**Extracted records**

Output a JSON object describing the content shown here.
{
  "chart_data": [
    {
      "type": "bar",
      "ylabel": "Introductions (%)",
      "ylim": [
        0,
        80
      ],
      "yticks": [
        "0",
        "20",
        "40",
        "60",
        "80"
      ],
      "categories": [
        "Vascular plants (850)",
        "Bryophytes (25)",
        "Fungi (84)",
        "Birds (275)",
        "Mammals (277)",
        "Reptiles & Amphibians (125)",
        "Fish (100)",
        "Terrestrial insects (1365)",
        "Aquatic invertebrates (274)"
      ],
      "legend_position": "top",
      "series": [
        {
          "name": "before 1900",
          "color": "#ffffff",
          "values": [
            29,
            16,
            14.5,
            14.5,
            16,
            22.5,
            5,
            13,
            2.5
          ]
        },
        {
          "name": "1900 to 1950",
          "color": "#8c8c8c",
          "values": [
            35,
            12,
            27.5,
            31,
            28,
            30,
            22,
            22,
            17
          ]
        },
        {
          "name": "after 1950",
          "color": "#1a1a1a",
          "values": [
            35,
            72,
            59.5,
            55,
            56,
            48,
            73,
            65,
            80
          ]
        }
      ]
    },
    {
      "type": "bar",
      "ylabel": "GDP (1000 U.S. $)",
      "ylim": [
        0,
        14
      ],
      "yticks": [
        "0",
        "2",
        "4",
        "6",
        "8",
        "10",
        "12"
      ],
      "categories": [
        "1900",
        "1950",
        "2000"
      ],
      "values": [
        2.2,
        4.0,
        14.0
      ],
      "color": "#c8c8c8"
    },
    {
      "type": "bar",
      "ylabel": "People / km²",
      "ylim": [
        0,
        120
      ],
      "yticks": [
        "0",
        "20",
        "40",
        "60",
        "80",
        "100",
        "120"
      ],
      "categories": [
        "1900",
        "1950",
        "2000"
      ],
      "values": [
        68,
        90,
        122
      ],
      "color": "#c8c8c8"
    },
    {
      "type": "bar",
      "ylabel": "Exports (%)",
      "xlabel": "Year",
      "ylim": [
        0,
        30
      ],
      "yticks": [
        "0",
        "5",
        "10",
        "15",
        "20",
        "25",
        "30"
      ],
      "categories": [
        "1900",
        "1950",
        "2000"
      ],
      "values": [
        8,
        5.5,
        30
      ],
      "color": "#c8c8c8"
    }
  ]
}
* * *
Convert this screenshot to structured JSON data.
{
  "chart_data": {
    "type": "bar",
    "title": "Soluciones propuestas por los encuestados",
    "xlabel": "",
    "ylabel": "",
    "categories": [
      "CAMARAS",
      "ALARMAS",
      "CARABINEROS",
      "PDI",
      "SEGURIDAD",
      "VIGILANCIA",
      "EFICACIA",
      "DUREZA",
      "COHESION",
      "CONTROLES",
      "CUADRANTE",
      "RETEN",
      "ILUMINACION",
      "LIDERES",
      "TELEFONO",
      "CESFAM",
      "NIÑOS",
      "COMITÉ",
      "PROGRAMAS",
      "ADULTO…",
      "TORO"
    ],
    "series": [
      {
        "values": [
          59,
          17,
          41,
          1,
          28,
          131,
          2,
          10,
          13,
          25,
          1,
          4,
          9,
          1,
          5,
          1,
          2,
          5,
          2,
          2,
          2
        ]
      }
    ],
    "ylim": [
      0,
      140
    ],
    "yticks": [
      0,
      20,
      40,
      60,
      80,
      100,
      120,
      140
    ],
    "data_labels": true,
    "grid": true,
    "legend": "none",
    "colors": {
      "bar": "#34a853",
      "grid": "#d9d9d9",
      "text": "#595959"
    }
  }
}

**PROBLEM**
Locate all lines in the listing above with the word "JSON" and copy them.

**RESULT BELOW**
Output a JSON object describing the content shown here.
Convert this screenshot to structured JSON data.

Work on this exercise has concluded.